• **Записи с разметкой координат**:
________________

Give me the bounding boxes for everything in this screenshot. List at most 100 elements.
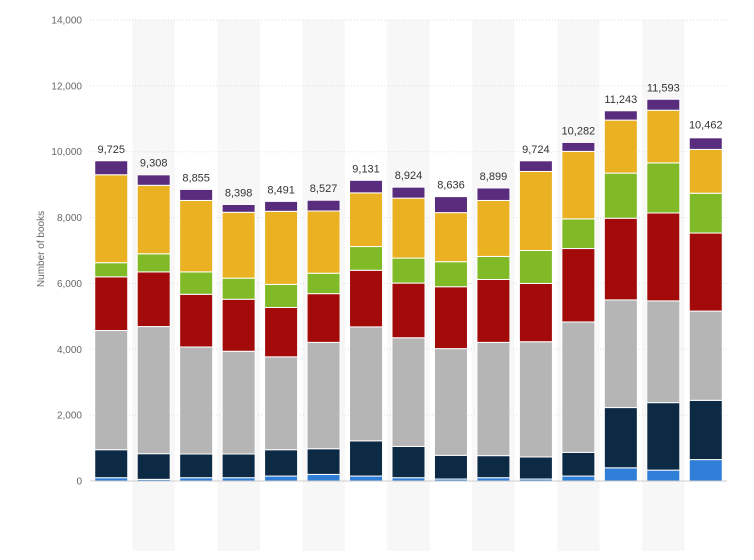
bar-stack [476,187,511,482]
bar-total-label: 8,398 [225,187,253,199]
total-labels: 9,725 9,308 8,855 8,398 8,491 8,527 9,131 8,924… [97,82,722,199]
bar-total-label: 8,491 [267,184,295,196]
bar-segment [561,321,596,453]
bar-segment [94,174,129,264]
bar-segment [179,293,214,348]
bar-total-label: 8,636 [437,180,465,192]
bar-segment [264,356,299,451]
bar-total-label: 11,243 [604,94,637,106]
bar-segment [179,271,214,295]
bar-segment [136,253,171,273]
bar-segment [518,250,553,284]
bar-total-label: 10,462 [689,120,723,132]
bar-segment [136,174,171,186]
bar-segment [391,257,426,284]
y-axis-title: Number of books [36,211,47,287]
bar-segment [688,192,723,234]
bar-segment [561,141,596,152]
bar-segment [179,199,214,273]
bar-segment [264,210,299,285]
bar-total-label: 11,593 [647,82,680,94]
bar-segment [94,160,129,176]
bar-segment [518,160,553,172]
bar-segment [433,212,468,263]
bar-stack [391,186,426,482]
bar-segment [136,326,171,455]
bar-segment [518,282,553,343]
bar-segment [306,341,341,450]
bar-segment [646,162,681,214]
bar-segment [264,200,299,212]
bar-segment [264,475,299,482]
bar-segment [264,283,299,308]
bar-segment [646,402,681,471]
bar-segment [688,148,723,194]
y-tick-label: 14,000 [51,16,82,27]
y-tick-label: 4,000 [57,345,82,356]
bar-segment [603,172,638,219]
bar-total-label: 10,282 [562,125,596,137]
bar-segment [349,440,384,477]
bar-segment [221,298,256,352]
bar-segment [349,475,384,482]
bar-stack [433,196,468,482]
bar-segment [433,348,468,456]
bar-segment [476,455,511,479]
bar-segment [688,137,723,150]
bar-segment [94,449,129,479]
bar-segment [391,282,426,339]
y-tick-label: 0 [76,477,82,488]
bar-segment [476,187,511,201]
bar-segment [221,350,256,455]
bar-segment [136,453,171,480]
bar-segment [688,310,723,401]
bar-segment [179,346,214,455]
bar-stack [518,160,553,482]
bar-total-label: 9,724 [522,144,550,156]
bar-stack [646,98,681,482]
bar-stack [349,179,384,482]
y-axis-ticks: 0 2,000 4,000 6,000 8,000 10,000 12,000 14,000 [51,16,82,488]
bar-segment [221,453,256,479]
bar-segment [221,277,256,300]
bar-stack [688,137,723,482]
bar-total-label: 8,855 [182,172,210,184]
bar-segment [264,449,299,477]
bar-segment [603,299,638,409]
bar-segment [646,469,681,482]
bar-segment [179,453,214,479]
bar-segment [391,186,426,199]
bar-segment [603,119,638,174]
bar-segment [561,218,596,250]
bar-stack [179,188,214,482]
bar-segment [306,293,341,343]
bar-segment [646,98,681,111]
y-tick-label: 8,000 [57,213,82,224]
bar-segment [94,330,129,451]
bar-segment [518,341,553,458]
bar-total-label: 9,308 [140,158,168,170]
bar-segment [306,272,341,295]
bar-segment [646,109,681,164]
bar-segment [561,248,596,323]
bar-segment [391,197,426,259]
bar-segment [306,210,341,274]
bar-segment [476,255,511,280]
bar-segment [433,196,468,214]
bars [94,98,723,482]
bar-segment [349,179,384,194]
bar-stack [264,200,299,482]
bar-segment [221,211,256,279]
bar-segment [306,473,341,482]
bar-segment [476,199,511,257]
bar-segment [688,459,723,482]
bar-total-label: 9,725 [97,144,125,156]
bar-segment [433,286,468,350]
bar-segment [306,199,341,212]
bar-segment [646,212,681,302]
y-tick-label: 10,000 [51,147,82,158]
bar-stack [94,160,129,482]
y-tick-label: 6,000 [57,279,82,290]
bar-segment [264,306,299,358]
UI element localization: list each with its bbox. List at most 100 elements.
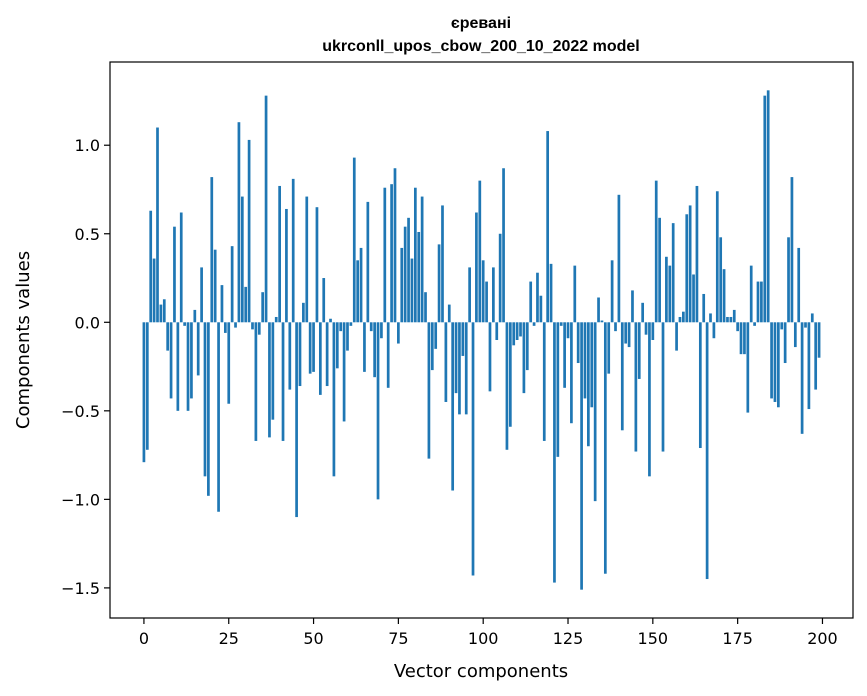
bar-178: [746, 322, 750, 413]
bar-90: [447, 304, 451, 323]
bar-132: [590, 322, 594, 408]
bar-4: [156, 127, 159, 323]
x-axis-ticks: 0 25 50 75 100 125 150 175 200: [139, 618, 838, 648]
bar-150: [651, 322, 655, 340]
bar-50: [312, 322, 315, 372]
bar-68: [373, 322, 376, 378]
x-tick-label: 125: [553, 629, 584, 648]
bar-22: [217, 322, 220, 512]
bar-61: [349, 322, 353, 326]
bar-40: [278, 185, 281, 323]
bar-175: [736, 322, 739, 332]
bar-21: [213, 249, 217, 323]
bar-183: [763, 95, 767, 323]
bar-187: [777, 322, 780, 408]
bar-141: [620, 322, 624, 431]
bar-20: [210, 177, 214, 323]
y-tick-label: −1.0: [61, 490, 100, 509]
bar-2: [149, 210, 153, 323]
bar-32: [251, 322, 254, 330]
x-tick-label: 75: [388, 629, 408, 648]
bar-73: [390, 184, 393, 323]
bar-181: [756, 281, 760, 323]
bar-149: [648, 322, 651, 477]
bar-109: [512, 322, 516, 346]
bar-144: [631, 290, 634, 323]
bar-86: [434, 322, 438, 349]
y-axis-label: Components values: [13, 251, 34, 429]
bar-67: [369, 322, 373, 332]
bar-173: [729, 316, 733, 323]
bar-46: [298, 322, 302, 387]
bar-11: [179, 212, 183, 323]
bar-104: [495, 322, 499, 340]
bar-121: [553, 322, 556, 583]
bar-65: [363, 322, 366, 372]
bar-57: [335, 322, 339, 369]
bar-116: [536, 272, 539, 323]
x-tick-label: 50: [303, 629, 323, 648]
bar-177: [743, 322, 746, 355]
bar-12: [183, 322, 186, 326]
y-tick-label: 0.5: [75, 225, 100, 244]
bar-29: [240, 196, 244, 323]
bar-198: [814, 322, 818, 390]
bar-136: [603, 322, 607, 574]
y-tick-label: 1.0: [75, 136, 100, 155]
bar-47: [302, 302, 305, 323]
bar-74: [393, 168, 397, 323]
bar-155: [668, 265, 672, 323]
bar-79: [410, 258, 414, 323]
chart-title-line1: єревані: [451, 15, 511, 32]
bar-167: [709, 313, 712, 323]
bar-9: [173, 226, 176, 323]
bar-52: [318, 322, 322, 395]
bar-111: [519, 322, 522, 337]
bar-16: [196, 322, 200, 376]
bar-8: [169, 322, 173, 399]
bar-142: [624, 322, 628, 344]
x-tick-label: 25: [219, 629, 239, 648]
bar-134: [597, 297, 600, 323]
x-tick-label: 200: [807, 629, 838, 648]
bar-117: [539, 295, 543, 323]
y-tick-label: −0.5: [61, 402, 100, 421]
bar-43: [288, 322, 292, 390]
bar-6: [162, 299, 166, 323]
bar-62: [352, 157, 356, 323]
bar-55: [329, 318, 332, 323]
bar-137: [607, 322, 611, 374]
bar-26: [230, 246, 234, 323]
bar-81: [417, 231, 421, 323]
bar-160: [685, 214, 689, 323]
bar-105: [498, 233, 502, 323]
bar-147: [641, 302, 645, 323]
bar-180: [753, 322, 756, 326]
bar-196: [807, 322, 811, 410]
bar-37: [268, 322, 271, 438]
bar-127: [573, 265, 577, 323]
bar-112: [522, 322, 526, 394]
bar-195: [804, 322, 807, 328]
bar-91: [451, 322, 455, 491]
bar-185: [770, 322, 773, 399]
bar-33: [254, 322, 258, 441]
bar-188: [780, 322, 784, 330]
bar-5: [159, 304, 163, 323]
x-tick-label: 175: [722, 629, 753, 648]
y-axis-ticks: 1.0 0.5 0.0 −0.5 −1.0 −1.5: [61, 136, 110, 598]
bar-113: [525, 322, 529, 371]
bar-159: [682, 311, 685, 323]
bar-122: [556, 322, 560, 457]
chart-title-line2: ukrconll_upos_cbow_200_10_2022 model: [322, 38, 639, 55]
bar-168: [712, 322, 716, 339]
bar-156: [671, 223, 675, 323]
bar-1: [145, 322, 149, 450]
bar-110: [515, 322, 519, 340]
bar-197: [810, 313, 814, 323]
bar-102: [488, 322, 492, 392]
bar-34: [257, 322, 261, 335]
bar-25: [227, 322, 231, 404]
bar-87: [437, 244, 441, 323]
bar-100: [481, 260, 485, 323]
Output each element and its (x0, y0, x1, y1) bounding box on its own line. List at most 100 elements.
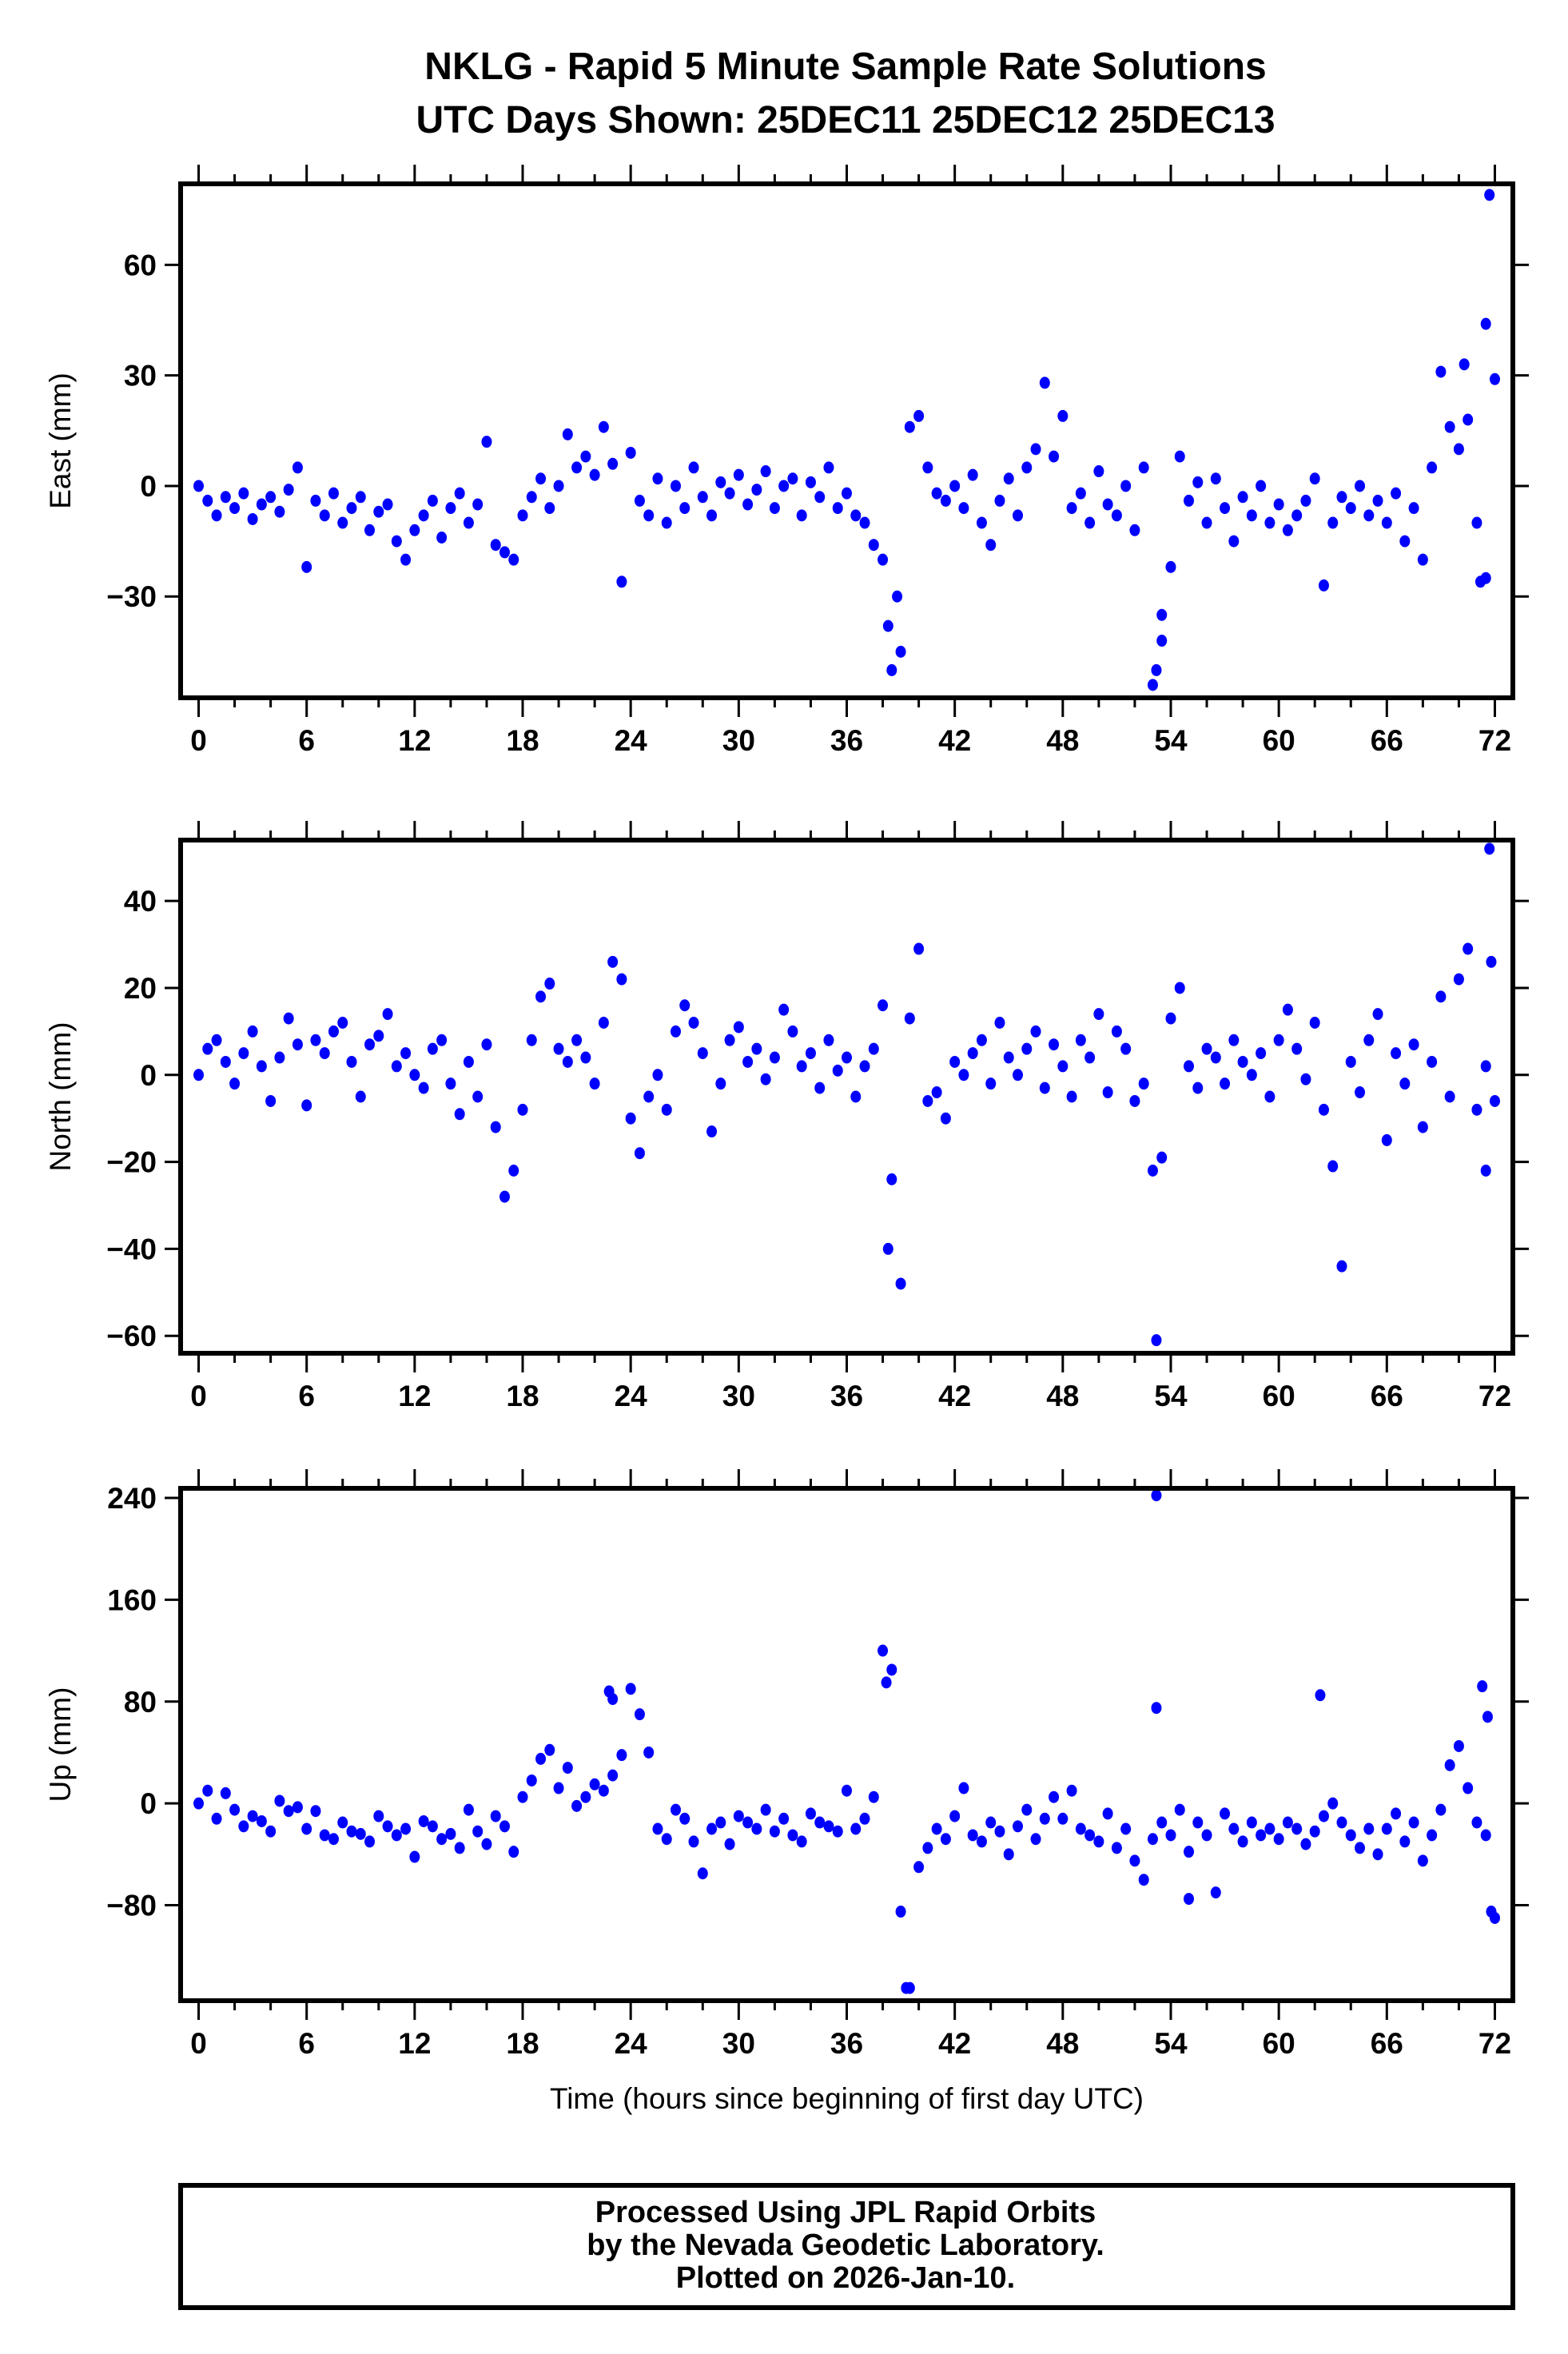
x-tick-label: 18 (506, 2027, 539, 2060)
data-point (1013, 509, 1024, 522)
data-point (1291, 509, 1303, 522)
x-tick-label: 36 (830, 1380, 863, 1412)
data-point (724, 487, 735, 500)
data-point (508, 1846, 519, 1858)
x-tick-label: 12 (398, 2027, 431, 2060)
data-point (1336, 1260, 1347, 1273)
data-point (400, 1047, 412, 1060)
data-point (1363, 1822, 1375, 1835)
data-point (580, 1051, 591, 1064)
data-point (1084, 1051, 1096, 1064)
data-point (526, 1034, 537, 1046)
data-point (310, 1034, 321, 1046)
data-points (193, 1489, 1500, 1994)
data-point (1282, 1003, 1293, 1016)
x-tick-label: 42 (938, 2027, 971, 2060)
y-tick-label: 60 (124, 249, 157, 281)
data-point (562, 1055, 573, 1068)
data-point (382, 498, 393, 511)
data-point (1102, 1086, 1113, 1099)
data-point (1057, 1060, 1069, 1073)
data-point (292, 1801, 303, 1814)
data-point (616, 576, 627, 588)
data-point (931, 487, 942, 500)
data-point (607, 1769, 619, 1782)
data-point (1463, 942, 1474, 955)
data-point (391, 535, 402, 548)
data-point (1471, 1816, 1482, 1829)
data-point (1102, 498, 1113, 511)
y-tick-label: −60 (106, 1320, 157, 1352)
data-point (823, 1034, 834, 1046)
data-point (706, 1822, 718, 1835)
data-point (1021, 1042, 1033, 1055)
data-point (1486, 955, 1497, 968)
data-point (706, 1125, 718, 1138)
data-point (310, 1805, 321, 1818)
data-point (922, 1842, 933, 1854)
data-point (769, 502, 780, 515)
data-point (364, 1835, 376, 1848)
data-point (661, 1833, 672, 1846)
data-point (1363, 1034, 1375, 1046)
data-point (1039, 1812, 1050, 1825)
data-point (1345, 1829, 1356, 1842)
data-point (949, 480, 961, 492)
data-point (634, 494, 645, 507)
x-tick-label: 36 (830, 2027, 863, 2060)
data-point (229, 502, 241, 515)
x-tick-label: 0 (190, 1380, 207, 1412)
data-point (436, 1034, 448, 1046)
data-point (373, 1030, 384, 1042)
data-point (1372, 1008, 1383, 1021)
data-point (1201, 516, 1212, 529)
data-point (1477, 1680, 1488, 1693)
data-point (463, 516, 474, 529)
data-point (229, 1803, 241, 1816)
x-tick-label: 12 (398, 724, 431, 757)
data-point (535, 1752, 547, 1765)
data-point (1345, 502, 1356, 515)
data-point (922, 1094, 933, 1107)
data-point (1138, 461, 1149, 474)
data-point (1453, 443, 1464, 456)
data-point (1408, 1038, 1419, 1051)
data-point (670, 1803, 681, 1816)
data-point (814, 1816, 826, 1829)
data-point (1372, 494, 1383, 507)
data-point (1220, 502, 1231, 515)
data-point (796, 1060, 807, 1073)
data-point (400, 1822, 412, 1835)
x-tick-label: 24 (615, 724, 648, 757)
y-tick-label: 240 (107, 1482, 157, 1515)
data-point (1381, 1822, 1392, 1835)
data-point (265, 1825, 277, 1838)
data-point (688, 1017, 699, 1030)
data-point (892, 590, 903, 603)
data-point (1129, 1854, 1140, 1867)
plot-frame (178, 181, 1515, 700)
data-point (842, 1051, 852, 1064)
data-point (211, 1812, 222, 1825)
y-tick-label: 40 (124, 885, 157, 918)
data-point (832, 1064, 843, 1077)
data-point (1147, 1164, 1158, 1177)
data-point (508, 553, 519, 566)
data-point (1256, 1829, 1267, 1842)
x-tick-label: 6 (298, 1380, 315, 1412)
data-point (661, 1103, 672, 1116)
x-tick-label: 54 (1154, 724, 1188, 757)
x-tick-label: 12 (398, 1380, 431, 1412)
data-point (1345, 1055, 1356, 1068)
data-point (580, 1790, 591, 1803)
data-point (409, 1069, 420, 1081)
data-point (652, 1822, 663, 1835)
data-point (247, 1025, 258, 1038)
data-point (715, 476, 726, 488)
x-tick-label: 42 (938, 724, 971, 757)
data-point (364, 524, 376, 536)
data-point (580, 450, 591, 463)
data-point (499, 1820, 510, 1833)
data-point (1463, 1782, 1474, 1794)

________________

• **УСЛОВИЕ ЗАДАНИЯ**: Дословно процитируйте строки из записей выше: начните со строки, где есть «bar-178: [746, 322, 750, 413]», и остановитесь после строки, где есть «bar-175: [736, 322, 739, 332]».

• **ПИСЬМЕННОЕ РЕШЕНИЕ**:
bar-178: [746, 322, 750, 413]
bar-90: [447, 304, 451, 323]
bar-132: [590, 322, 594, 408]
bar-4: [156, 127, 159, 323]
x-axis-ticks: 0 25 50 75 100 125 150 175 200: [139, 618, 838, 648]
bar-150: [651, 322, 655, 340]
bar-50: [312, 322, 315, 372]
bar-68: [373, 322, 376, 378]
x-tick-label: 125: [553, 629, 584, 648]
bar-22: [217, 322, 220, 512]
bar-61: [349, 322, 353, 326]
bar-40: [278, 185, 281, 323]
bar-175: [736, 322, 739, 332]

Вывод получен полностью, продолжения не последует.